* **WORK TO BE COMPLETED**
Your task is to write out the complete listing exactly as it is shown.

* **TASK DATA**
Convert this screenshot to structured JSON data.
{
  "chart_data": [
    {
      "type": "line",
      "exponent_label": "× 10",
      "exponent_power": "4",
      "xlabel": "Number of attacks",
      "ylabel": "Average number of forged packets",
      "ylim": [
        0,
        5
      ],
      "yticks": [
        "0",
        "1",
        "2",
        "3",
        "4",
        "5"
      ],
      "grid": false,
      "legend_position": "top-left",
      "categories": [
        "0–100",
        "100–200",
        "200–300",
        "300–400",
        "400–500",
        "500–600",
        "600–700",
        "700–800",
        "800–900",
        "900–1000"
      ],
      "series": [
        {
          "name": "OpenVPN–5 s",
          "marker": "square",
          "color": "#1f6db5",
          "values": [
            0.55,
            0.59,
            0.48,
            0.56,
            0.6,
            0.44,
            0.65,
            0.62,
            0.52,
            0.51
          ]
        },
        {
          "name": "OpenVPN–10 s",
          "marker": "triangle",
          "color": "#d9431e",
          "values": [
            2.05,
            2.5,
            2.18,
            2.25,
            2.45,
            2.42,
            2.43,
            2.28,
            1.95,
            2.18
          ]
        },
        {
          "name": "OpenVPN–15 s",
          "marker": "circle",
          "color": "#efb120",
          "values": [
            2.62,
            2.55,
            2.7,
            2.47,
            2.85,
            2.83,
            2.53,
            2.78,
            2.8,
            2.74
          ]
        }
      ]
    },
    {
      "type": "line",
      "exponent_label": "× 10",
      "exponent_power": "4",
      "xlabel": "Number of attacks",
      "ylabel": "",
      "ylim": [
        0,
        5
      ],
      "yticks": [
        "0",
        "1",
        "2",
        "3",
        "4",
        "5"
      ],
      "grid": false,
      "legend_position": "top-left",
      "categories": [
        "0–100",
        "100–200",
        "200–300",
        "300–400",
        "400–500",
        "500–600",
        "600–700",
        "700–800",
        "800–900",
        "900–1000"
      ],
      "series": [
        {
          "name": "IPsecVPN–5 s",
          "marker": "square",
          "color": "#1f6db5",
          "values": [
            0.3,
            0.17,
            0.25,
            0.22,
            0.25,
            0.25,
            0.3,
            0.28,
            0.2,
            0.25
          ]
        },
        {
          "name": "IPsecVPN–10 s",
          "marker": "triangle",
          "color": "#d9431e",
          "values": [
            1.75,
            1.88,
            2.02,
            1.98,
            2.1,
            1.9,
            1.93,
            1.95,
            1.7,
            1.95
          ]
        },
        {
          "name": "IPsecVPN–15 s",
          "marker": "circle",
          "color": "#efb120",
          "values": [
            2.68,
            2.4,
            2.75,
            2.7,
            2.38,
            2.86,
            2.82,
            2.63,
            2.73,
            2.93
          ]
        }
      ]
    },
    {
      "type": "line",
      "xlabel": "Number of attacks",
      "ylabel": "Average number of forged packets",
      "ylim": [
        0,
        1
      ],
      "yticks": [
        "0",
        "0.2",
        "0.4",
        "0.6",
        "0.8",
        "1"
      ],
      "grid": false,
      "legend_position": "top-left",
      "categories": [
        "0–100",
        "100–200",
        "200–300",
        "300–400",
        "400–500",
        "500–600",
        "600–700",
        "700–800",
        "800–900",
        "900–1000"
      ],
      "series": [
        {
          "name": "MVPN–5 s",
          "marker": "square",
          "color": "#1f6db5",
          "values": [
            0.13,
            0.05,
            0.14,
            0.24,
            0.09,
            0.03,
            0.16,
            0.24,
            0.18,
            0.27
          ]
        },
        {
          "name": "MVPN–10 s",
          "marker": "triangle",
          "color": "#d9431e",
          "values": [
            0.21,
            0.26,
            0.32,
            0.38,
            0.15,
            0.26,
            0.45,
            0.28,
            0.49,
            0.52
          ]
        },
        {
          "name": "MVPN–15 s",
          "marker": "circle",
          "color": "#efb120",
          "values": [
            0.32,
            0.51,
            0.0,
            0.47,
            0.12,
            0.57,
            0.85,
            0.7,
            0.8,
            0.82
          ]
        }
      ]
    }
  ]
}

* **FINISHED EXERCISE**
Convert this screenshot to structured JSON data.
{
  "chart_data": [
    {
      "type": "line",
      "exponent_label": "× 10",
      "exponent_power": "4",
      "xlabel": "Number of attacks",
      "ylabel": "Average number of forged packets",
      "ylim": [
        0,
        5
      ],
      "yticks": [
        "0",
        "1",
        "2",
        "3",
        "4",
        "5"
      ],
      "grid": false,
      "legend_position": "top-left",
      "categories": [
        "0–100",
        "100–200",
        "200–300",
        "300–400",
        "400–500",
        "500–600",
        "600–700",
        "700–800",
        "800–900",
        "900–1000"
      ],
      "series": [
        {
          "name": "OpenVPN–5 s",
          "marker": "square",
          "color": "#1f6db5",
          "values": [
            0.55,
            0.59,
            0.48,
            0.56,
            0.6,
            0.44,
            0.65,
            0.62,
            0.52,
            0.51
          ]
        },
        {
          "name": "OpenVPN–10 s",
          "marker": "triangle",
          "color": "#d9431e",
          "values": [
            2.05,
            2.5,
            2.18,
            2.25,
            2.45,
            2.42,
            2.43,
            2.28,
            1.95,
            2.18
          ]
        },
        {
          "name": "OpenVPN–15 s",
          "marker": "circle",
          "color": "#efb120",
          "values": [
            2.62,
            2.55,
            2.7,
            2.47,
            2.85,
            2.83,
            2.53,
            2.78,
            2.8,
            2.74
          ]
        }
      ]
    },
    {
      "type": "line",
      "exponent_label": "× 10",
      "exponent_power": "4",
      "xlabel": "Number of attacks",
      "ylabel": "",
      "ylim": [
        0,
        5
      ],
      "yticks": [
        "0",
        "1",
        "2",
        "3",
        "4",
        "5"
      ],
      "grid": false,
      "legend_position": "top-left",
      "categories": [
        "0–100",
        "100–200",
        "200–300",
        "300–400",
        "400–500",
        "500–600",
        "600–700",
        "700–800",
        "800–900",
        "900–1000"
      ],
      "series": [
        {
          "name": "IPsecVPN–5 s",
          "marker": "square",
          "color": "#1f6db5",
          "values": [
            0.3,
            0.17,
            0.25,
            0.22,
            0.25,
            0.25,
            0.3,
            0.28,
            0.2,
            0.25
          ]
        },
        {
          "name": "IPsecVPN–10 s",
          "marker": "triangle",
          "color": "#d9431e",
          "values": [
            1.75,
            1.88,
            2.02,
            1.98,
            2.1,
            1.9,
            1.93,
            1.95,
            1.7,
            1.95
          ]
        },
        {
          "name": "IPsecVPN–15 s",
          "marker": "circle",
          "color": "#efb120",
          "values": [
            2.68,
            2.4,
            2.75,
            2.7,
            2.38,
            2.86,
            2.82,
            2.63,
            2.73,
            2.93
          ]
        }
      ]
    },
    {
      "type": "line",
      "xlabel": "Number of attacks",
      "ylabel": "Average number of forged packets",
      "ylim": [
        0,
        1
      ],
      "yticks": [
        "0",
        "0.2",
        "0.4",
        "0.6",
        "0.8",
        "1"
      ],
      "grid": false,
      "legend_position": "top-left",
      "categories": [
        "0–100",
        "100–200",
        "200–300",
        "300–400",
        "400–500",
        "500–600",
        "600–700",
        "700–800",
        "800–900",
        "900–1000"
      ],
      "series": [
        {
          "name": "MVPN–5 s",
          "marker": "square",
          "color": "#1f6db5",
          "values": [
            0.13,
            0.05,
            0.14,
            0.24,
            0.09,
            0.03,
            0.16,
            0.24,
            0.18,
            0.27
          ]
        },
        {
          "name": "MVPN–10 s",
          "marker": "triangle",
          "color": "#d9431e",
          "values": [
            0.21,
            0.26,
            0.32,
            0.38,
            0.15,
            0.26,
            0.45,
            0.28,
            0.49,
            0.52
          ]
        },
        {
          "name": "MVPN–15 s",
          "marker": "circle",
          "color": "#efb120",
          "values": [
            0.32,
            0.51,
            0.0,
            0.47,
            0.12,
            0.57,
            0.85,
            0.7,
            0.8,
            0.82
          ]
        }
      ]
    }
  ]
}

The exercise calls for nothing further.